Task statement: In the data below, find every line that has the string "Puijolan", and copy it.

(Collection entries)
--------

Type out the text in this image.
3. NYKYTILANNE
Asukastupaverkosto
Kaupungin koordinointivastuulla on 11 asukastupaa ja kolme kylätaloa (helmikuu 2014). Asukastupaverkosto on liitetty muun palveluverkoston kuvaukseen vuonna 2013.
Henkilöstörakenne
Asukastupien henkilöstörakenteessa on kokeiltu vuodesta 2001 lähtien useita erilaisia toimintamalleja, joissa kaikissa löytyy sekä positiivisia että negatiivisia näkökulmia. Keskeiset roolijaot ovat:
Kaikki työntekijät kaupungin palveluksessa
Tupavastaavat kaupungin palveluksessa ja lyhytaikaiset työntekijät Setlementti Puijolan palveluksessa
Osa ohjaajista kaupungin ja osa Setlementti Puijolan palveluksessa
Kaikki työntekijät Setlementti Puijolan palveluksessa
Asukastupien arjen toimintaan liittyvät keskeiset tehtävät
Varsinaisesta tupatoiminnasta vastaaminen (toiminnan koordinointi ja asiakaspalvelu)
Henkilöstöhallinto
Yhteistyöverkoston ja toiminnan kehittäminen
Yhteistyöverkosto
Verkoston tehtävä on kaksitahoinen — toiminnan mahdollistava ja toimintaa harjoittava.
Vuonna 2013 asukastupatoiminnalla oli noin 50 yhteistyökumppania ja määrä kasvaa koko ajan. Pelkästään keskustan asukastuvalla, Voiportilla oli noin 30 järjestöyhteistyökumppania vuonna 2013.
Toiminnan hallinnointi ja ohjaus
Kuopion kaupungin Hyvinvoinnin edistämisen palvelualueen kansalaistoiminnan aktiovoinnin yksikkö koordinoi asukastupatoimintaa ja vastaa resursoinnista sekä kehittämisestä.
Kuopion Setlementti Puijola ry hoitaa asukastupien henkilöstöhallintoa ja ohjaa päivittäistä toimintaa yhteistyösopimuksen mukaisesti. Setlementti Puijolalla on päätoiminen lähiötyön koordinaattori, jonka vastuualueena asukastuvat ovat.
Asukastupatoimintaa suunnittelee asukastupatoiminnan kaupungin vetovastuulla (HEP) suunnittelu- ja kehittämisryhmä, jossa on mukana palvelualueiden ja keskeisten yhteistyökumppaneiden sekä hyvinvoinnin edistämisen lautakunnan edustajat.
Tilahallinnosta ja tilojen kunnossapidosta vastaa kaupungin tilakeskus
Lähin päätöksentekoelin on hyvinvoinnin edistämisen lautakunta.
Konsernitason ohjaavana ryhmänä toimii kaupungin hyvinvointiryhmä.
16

--------

Finished task:
Tupavastaavat kaupungin palveluksessa ja lyhytaikaiset työntekijät Setlementti Puijolan palveluksessa
Osa ohjaajista kaupungin ja osa Setlementti Puijolan palveluksessa
Kaikki työntekijät Setlementti Puijolan palveluksessa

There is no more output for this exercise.